• [RECORDS SHOWN]:
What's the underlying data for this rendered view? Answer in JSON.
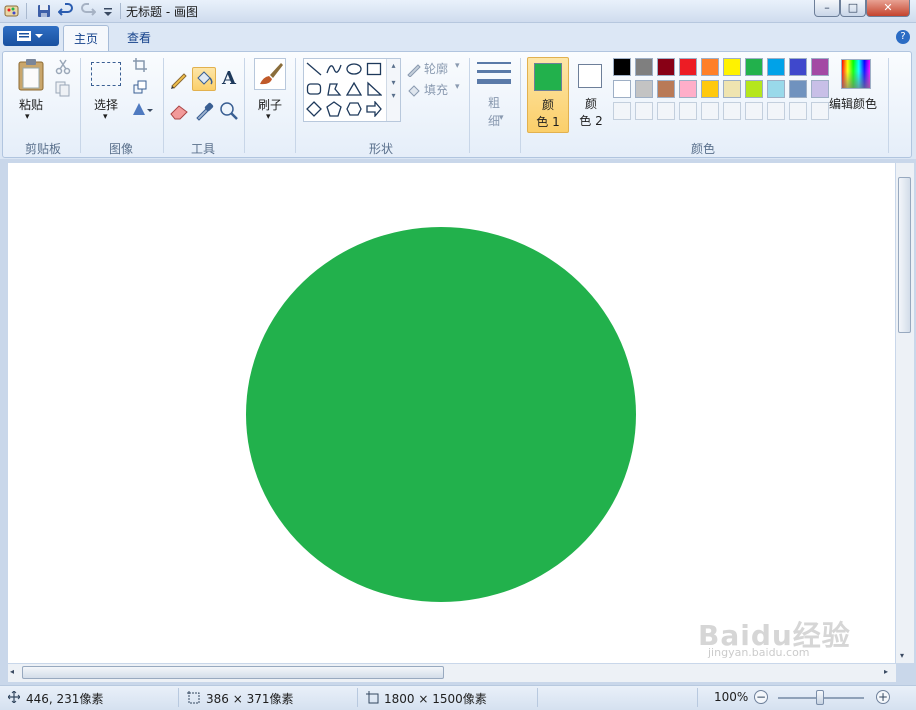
{
  "window": {
    "title": "无标题 - 画图",
    "minimize": "–",
    "maximize": "□",
    "close": "✕"
  },
  "tabs": [
    {
      "label": "主页",
      "selected": true
    },
    {
      "label": "查看",
      "selected": false
    }
  ],
  "help_label": "?",
  "ribbon": {
    "clipboard": {
      "paste_label": "粘贴",
      "group_label": "剪贴板"
    },
    "image": {
      "select_label": "选择",
      "group_label": "图像"
    },
    "tools": {
      "group_label": "工具"
    },
    "brushes": {
      "label": "刷子"
    },
    "shapes": {
      "outline_label": "轮廓",
      "fill_label": "填充",
      "group_label": "形状"
    },
    "size": {
      "label_top": "粗",
      "label_bottom": "细"
    },
    "colors": {
      "color1_label_top": "颜",
      "color1_label_bottom": "色 1",
      "color2_label_top": "颜",
      "color2_label_bottom": "色 2",
      "edit_label": "编辑颜色",
      "group_label": "颜色",
      "color1_value": "#22b14c",
      "color2_value": "#ffffff",
      "palette_row1": [
        "#000000",
        "#7f7f7f",
        "#880015",
        "#ed1c24",
        "#ff7f27",
        "#fff200",
        "#22b14c",
        "#00a2e8",
        "#3f48cc",
        "#a349a4"
      ],
      "palette_row2": [
        "#ffffff",
        "#c3c3c3",
        "#b97a57",
        "#ffaec9",
        "#ffc90e",
        "#efe4b0",
        "#b5e61d",
        "#99d9ea",
        "#7092be",
        "#c8bfe7"
      ]
    }
  },
  "canvas": {
    "background": "#ffffff",
    "circle_color": "#22b14c"
  },
  "status": {
    "cursor_pos": "446, 231像素",
    "selection_size": "386 × 371像素",
    "image_size": "1800 × 1500像素",
    "zoom": "100%"
  },
  "watermark": {
    "text": "Baidu经验",
    "sub": "jingyan.baidu.com"
  }
}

• [WHAT IS NEEDED]: Pick out each line in the material containing "ffffff".

• [SOLUTION]:
      "color2_value": "#ffffff",
        "#ffffff",
    "background": "#ffffff",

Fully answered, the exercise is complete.